▸ **THE REQUEST**: Output the data exactly, with every line intact.

◆ ◆ ◆

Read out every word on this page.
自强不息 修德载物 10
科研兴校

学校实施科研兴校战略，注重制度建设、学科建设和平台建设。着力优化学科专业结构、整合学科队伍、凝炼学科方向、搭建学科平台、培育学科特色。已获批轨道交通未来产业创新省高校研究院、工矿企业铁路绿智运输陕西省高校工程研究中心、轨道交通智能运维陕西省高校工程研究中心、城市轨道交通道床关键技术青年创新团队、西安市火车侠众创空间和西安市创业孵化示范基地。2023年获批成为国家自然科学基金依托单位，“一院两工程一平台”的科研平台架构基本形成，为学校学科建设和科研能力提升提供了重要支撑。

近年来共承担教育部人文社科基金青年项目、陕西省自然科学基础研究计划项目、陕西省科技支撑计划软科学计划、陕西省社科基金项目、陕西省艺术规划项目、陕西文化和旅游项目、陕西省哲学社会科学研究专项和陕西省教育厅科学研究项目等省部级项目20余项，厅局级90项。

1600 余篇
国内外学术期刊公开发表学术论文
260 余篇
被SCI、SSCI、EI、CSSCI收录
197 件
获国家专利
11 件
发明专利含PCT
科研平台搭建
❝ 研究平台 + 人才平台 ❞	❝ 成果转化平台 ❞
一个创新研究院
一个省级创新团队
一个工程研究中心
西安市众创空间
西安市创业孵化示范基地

◆ ◆ ◆

▸ **FULL RESPONSE**:
Read out every word on this page.
自强不息 修德载物 10
科研兴校

学校实施科研兴校战略，注重制度建设、学科建设和平台建设。着力优化学科专业结构、整合学科队伍、凝炼学科方向、搭建学科平台、培育学科特色。已获批轨道交通未来产业创新省高校研究院、工矿企业铁路绿智运输陕西省高校工程研究中心、轨道交通智能运维陕西省高校工程研究中心、城市轨道交通道床关键技术青年创新团队、西安市火车侠众创空间和西安市创业孵化示范基地。2023年获批成为国家自然科学基金依托单位，“一院两工程一平台”的科研平台架构基本形成，为学校学科建设和科研能力提升提供了重要支撑。

近年来共承担教育部人文社科基金青年项目、陕西省自然科学基础研究计划项目、陕西省科技支撑计划软科学计划、陕西省社科基金项目、陕西省艺术规划项目、陕西文化和旅游项目、陕西省哲学社会科学研究专项和陕西省教育厅科学研究项目等省部级项目20余项，厅局级90项。

1600 余篇
国内外学术期刊公开发表学术论文
260 余篇
被SCI、SSCI、EI、CSSCI收录
197 件
获国家专利
11 件
发明专利含PCT
科研平台搭建
❝ 研究平台 + 人才平台 ❞	❝ 成果转化平台 ❞
一个创新研究院
一个省级创新团队
一个工程研究中心
西安市众创空间
西安市创业孵化示范基地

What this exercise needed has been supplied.